▶ _Data lines_:
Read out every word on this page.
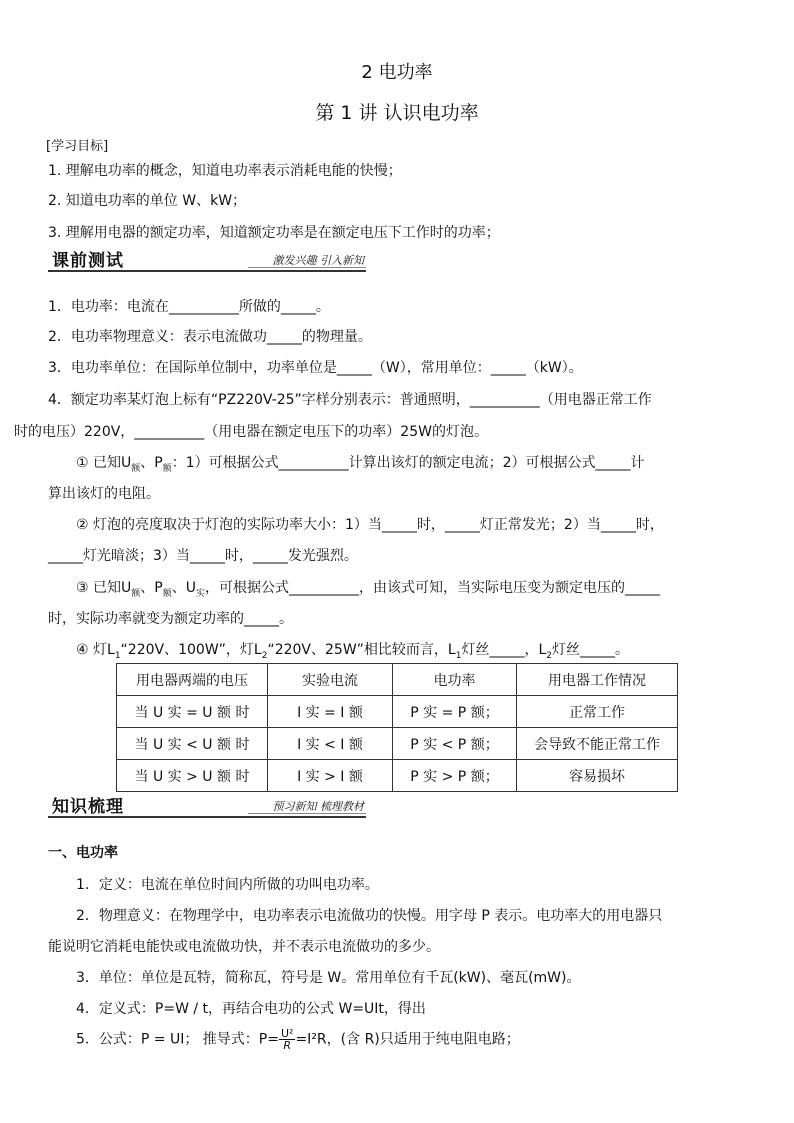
2 电功率
第 1 讲 认识电功率
[学习目标]
1. 理解电功率的概念，知道电功率表示消耗电能的快慢；
2. 知道电功率的单位 W、kW；
3. 理解用电器的额定功率，知道额定功率是在额定电压下工作时的功率；
课前测试	激发兴趣 引入新知
1．电功率：电流在__________所做的_____。
2．电功率物理意义：表示电流做功_____的物理量。
3．电功率单位：在国际单位制中，功率单位是_____（W），常用单位：_____（kW）。
4．额定功率某灯泡上标有“PZ220V-25”字样分别表示：普通照明，__________（用电器正常工作
时的电压）220V，__________（用电器在额定电压下的功率）25W的灯泡。
① 已知$U_额$、$P_额$：1）可根据公式__________计算出该灯的额定电流；2）可根据公式_____计
算出该灯的电阻。
② 灯泡的亮度取决于灯泡的实际功率大小：1）当_____时，_____灯正常发光；2）当_____时，
_____灯光暗淡；3）当_____时，_____发光强烈。
③ 已知$U_额$、$P_额$、$U_实$，可根据公式__________，由该式可知，当实际电压变为额定电压的_____
时，实际功率就变为额定功率的_____。
④ 灯$L_1“220V$、100W”，灯$L_2“220V$、25W”相比较而言，$L_1$灯丝_____，$L_2$灯丝_____。
用电器两端的电压	实验电流	电功率	用电器工作情况
当 U 实 = U 额 时	I 实 = I 额	P 实 = P 额；	正常工作
当 U 实 < U 额 时	I 实 < I 额	P 实 < P 额；	会导致不能正常工作
当 U 实 > U 额 时	I 实 > I 额	P 实 > P 额；	容易损坏
知识梳理	预习新知 梳理教材
一、电功率
1．定义：电流在单位时间内所做的功叫电功率。
2．物理意义：在物理学中，电功率表示电流做功的快慢。用字母 P 表示。电功率大的用电器只
能说明它消耗电能快或电流做功快，并不表示电流做功的多少。
3．单位：单位是瓦特，简称瓦，符号是 W。常用单位有千瓦(kW)、毫瓦(mW)。
4．定义式：P=W / t，再结合电功的公式 W=UIt，得出
5．公式：P = UI； 推导式：$P= \frac{\text{U²}}{R} =I^2R$，(含 R)只适用于纯电阻电路；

▶ _What the exercise asks_: Generate a word-for-word copy of the preceding records, excluding all pictures.

▶ _Response to the exercise_:
Read out every word on this page.
2 电功率
第 1 讲 认识电功率
[学习目标]
1. 理解电功率的概念，知道电功率表示消耗电能的快慢；
2. 知道电功率的单位 W、kW；
3. 理解用电器的额定功率，知道额定功率是在额定电压下工作时的功率；
课前测试	激发兴趣 引入新知
1．电功率：电流在__________所做的_____。
2．电功率物理意义：表示电流做功_____的物理量。
3．电功率单位：在国际单位制中，功率单位是_____（W），常用单位：_____（kW）。
4．额定功率某灯泡上标有“PZ220V-25”字样分别表示：普通照明，__________（用电器正常工作
时的电压）220V，__________（用电器在额定电压下的功率）25W的灯泡。
① 已知$U_额$、$P_额$：1）可根据公式__________计算出该灯的额定电流；2）可根据公式_____计
算出该灯的电阻。
② 灯泡的亮度取决于灯泡的实际功率大小：1）当_____时，_____灯正常发光；2）当_____时，
_____灯光暗淡；3）当_____时，_____发光强烈。
③ 已知$U_额$、$P_额$、$U_实$，可根据公式__________，由该式可知，当实际电压变为额定电压的_____
时，实际功率就变为额定功率的_____。
④ 灯$L_1“220V$、100W”，灯$L_2“220V$、25W”相比较而言，$L_1$灯丝_____，$L_2$灯丝_____。
用电器两端的电压	实验电流	电功率	用电器工作情况
当 U 实 = U 额 时	I 实 = I 额	P 实 = P 额；	正常工作
当 U 实 < U 额 时	I 实 < I 额	P 实 < P 额；	会导致不能正常工作
当 U 实 > U 额 时	I 实 > I 额	P 实 > P 额；	容易损坏
知识梳理	预习新知 梳理教材
一、电功率
1．定义：电流在单位时间内所做的功叫电功率。
2．物理意义：在物理学中，电功率表示电流做功的快慢。用字母 P 表示。电功率大的用电器只
能说明它消耗电能快或电流做功快，并不表示电流做功的多少。
3．单位：单位是瓦特，简称瓦，符号是 W。常用单位有千瓦(kW)、毫瓦(mW)。
4．定义式：P=W / t，再结合电功的公式 W=UIt，得出
5．公式：P = UI； 推导式：$P= \frac{\text{U²}}{R} =I^2R$，(含 R)只适用于纯电阻电路；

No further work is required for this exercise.